Extracted data entries:
▼▼▼

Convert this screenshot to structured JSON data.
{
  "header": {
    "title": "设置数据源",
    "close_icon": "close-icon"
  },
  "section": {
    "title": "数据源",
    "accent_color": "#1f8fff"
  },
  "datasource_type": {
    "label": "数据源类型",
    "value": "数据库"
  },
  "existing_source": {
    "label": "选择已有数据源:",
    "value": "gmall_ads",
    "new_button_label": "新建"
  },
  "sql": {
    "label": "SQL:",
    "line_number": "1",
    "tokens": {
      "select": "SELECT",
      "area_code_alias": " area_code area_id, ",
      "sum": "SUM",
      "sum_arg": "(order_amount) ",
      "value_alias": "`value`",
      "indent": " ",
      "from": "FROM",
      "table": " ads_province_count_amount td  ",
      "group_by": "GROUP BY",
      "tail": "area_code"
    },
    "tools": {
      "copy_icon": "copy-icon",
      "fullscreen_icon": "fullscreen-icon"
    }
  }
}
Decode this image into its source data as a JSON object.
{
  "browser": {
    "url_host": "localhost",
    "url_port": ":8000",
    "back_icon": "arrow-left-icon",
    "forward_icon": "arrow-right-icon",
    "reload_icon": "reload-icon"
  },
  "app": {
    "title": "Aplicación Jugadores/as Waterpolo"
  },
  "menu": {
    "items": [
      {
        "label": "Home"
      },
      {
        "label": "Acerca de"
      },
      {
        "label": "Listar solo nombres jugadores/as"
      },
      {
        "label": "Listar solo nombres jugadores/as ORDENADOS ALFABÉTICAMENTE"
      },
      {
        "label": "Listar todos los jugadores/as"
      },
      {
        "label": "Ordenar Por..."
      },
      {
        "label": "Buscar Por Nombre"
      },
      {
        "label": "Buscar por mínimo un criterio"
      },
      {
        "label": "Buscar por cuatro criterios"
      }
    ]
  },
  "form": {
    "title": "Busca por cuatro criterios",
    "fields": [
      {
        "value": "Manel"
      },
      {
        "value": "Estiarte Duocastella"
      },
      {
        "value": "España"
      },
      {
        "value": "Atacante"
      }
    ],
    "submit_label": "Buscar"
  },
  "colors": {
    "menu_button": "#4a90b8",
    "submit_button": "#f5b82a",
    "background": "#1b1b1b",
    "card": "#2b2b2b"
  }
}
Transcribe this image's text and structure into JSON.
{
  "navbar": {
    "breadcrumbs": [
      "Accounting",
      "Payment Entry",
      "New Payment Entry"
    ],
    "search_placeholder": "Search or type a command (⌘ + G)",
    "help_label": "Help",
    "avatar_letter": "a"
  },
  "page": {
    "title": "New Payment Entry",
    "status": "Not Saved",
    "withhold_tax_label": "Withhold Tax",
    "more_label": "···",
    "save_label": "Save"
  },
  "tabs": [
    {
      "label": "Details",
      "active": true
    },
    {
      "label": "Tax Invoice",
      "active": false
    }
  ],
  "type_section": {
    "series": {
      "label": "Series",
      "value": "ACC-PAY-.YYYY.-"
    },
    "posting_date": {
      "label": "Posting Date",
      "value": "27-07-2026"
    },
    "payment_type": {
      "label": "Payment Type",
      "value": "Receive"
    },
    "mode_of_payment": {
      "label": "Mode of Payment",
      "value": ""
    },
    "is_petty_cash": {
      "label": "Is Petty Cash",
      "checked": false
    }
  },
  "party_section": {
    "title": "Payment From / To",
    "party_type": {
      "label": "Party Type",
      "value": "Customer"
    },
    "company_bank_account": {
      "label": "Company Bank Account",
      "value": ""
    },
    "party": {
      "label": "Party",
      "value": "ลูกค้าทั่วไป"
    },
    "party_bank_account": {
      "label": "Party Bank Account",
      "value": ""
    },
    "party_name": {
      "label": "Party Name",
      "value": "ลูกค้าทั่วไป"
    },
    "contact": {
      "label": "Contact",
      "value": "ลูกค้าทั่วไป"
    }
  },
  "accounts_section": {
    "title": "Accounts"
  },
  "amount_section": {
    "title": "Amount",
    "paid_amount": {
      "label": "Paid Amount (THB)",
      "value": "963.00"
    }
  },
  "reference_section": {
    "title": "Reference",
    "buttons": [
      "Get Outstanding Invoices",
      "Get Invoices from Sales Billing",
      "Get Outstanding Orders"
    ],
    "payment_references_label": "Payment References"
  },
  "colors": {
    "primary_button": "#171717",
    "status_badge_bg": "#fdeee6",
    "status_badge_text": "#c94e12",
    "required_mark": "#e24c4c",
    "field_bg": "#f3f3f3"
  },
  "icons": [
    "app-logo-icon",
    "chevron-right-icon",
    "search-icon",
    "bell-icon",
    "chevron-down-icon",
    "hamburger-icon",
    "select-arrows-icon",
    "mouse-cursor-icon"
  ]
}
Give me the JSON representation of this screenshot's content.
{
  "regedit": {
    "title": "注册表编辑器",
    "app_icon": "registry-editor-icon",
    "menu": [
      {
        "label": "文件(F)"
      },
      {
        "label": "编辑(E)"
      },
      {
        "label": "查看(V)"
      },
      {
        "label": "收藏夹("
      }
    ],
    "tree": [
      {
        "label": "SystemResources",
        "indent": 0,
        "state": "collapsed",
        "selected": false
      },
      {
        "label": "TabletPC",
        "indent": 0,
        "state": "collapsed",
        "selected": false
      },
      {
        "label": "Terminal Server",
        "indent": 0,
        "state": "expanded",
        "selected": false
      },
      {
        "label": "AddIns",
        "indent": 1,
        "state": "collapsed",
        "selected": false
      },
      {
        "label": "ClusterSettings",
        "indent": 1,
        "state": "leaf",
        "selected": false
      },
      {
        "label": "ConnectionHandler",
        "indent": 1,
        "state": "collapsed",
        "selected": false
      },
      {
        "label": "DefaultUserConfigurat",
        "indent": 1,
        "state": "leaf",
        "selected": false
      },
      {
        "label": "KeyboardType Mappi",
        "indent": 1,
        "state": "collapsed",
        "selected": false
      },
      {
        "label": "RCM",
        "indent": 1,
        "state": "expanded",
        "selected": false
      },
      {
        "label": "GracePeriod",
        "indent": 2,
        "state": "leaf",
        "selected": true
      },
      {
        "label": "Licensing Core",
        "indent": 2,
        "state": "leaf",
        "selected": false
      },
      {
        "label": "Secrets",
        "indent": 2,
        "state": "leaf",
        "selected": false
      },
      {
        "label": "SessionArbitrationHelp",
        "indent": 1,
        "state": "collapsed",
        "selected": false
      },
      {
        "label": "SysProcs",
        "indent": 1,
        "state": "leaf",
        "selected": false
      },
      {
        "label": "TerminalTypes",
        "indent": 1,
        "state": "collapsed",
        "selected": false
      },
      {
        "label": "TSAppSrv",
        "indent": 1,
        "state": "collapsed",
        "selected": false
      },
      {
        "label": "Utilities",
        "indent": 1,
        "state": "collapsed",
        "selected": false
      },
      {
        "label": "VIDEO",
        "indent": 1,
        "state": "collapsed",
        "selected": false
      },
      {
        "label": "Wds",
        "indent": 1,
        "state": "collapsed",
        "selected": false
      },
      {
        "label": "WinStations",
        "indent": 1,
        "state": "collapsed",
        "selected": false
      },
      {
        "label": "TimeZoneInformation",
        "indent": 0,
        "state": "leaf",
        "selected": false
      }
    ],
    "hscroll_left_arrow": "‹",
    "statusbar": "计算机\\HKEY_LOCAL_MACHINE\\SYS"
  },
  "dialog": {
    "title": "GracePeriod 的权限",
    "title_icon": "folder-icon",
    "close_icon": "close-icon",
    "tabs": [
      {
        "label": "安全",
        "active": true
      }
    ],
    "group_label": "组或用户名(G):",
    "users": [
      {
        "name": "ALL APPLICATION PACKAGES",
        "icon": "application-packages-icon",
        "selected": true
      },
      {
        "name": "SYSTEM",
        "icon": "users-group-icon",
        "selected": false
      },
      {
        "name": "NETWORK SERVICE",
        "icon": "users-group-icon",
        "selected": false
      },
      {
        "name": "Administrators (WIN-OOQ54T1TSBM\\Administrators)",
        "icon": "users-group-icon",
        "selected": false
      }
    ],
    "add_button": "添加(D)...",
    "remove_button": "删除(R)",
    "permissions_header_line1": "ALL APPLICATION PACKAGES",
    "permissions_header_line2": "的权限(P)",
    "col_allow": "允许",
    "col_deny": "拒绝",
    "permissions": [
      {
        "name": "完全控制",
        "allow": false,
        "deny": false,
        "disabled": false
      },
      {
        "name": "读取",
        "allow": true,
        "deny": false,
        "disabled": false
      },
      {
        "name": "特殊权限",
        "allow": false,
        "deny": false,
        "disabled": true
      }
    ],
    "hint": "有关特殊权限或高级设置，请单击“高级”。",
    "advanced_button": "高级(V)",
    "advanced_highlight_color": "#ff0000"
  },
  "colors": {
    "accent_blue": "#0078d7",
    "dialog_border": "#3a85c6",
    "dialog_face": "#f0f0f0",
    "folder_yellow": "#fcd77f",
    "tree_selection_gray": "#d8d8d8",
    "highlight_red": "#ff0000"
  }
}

▲▲▲

Return, from the data, each line that has the word "Entry" in it.

      "Payment Entry",
      "New Payment Entry"
    "title": "New Payment Entry",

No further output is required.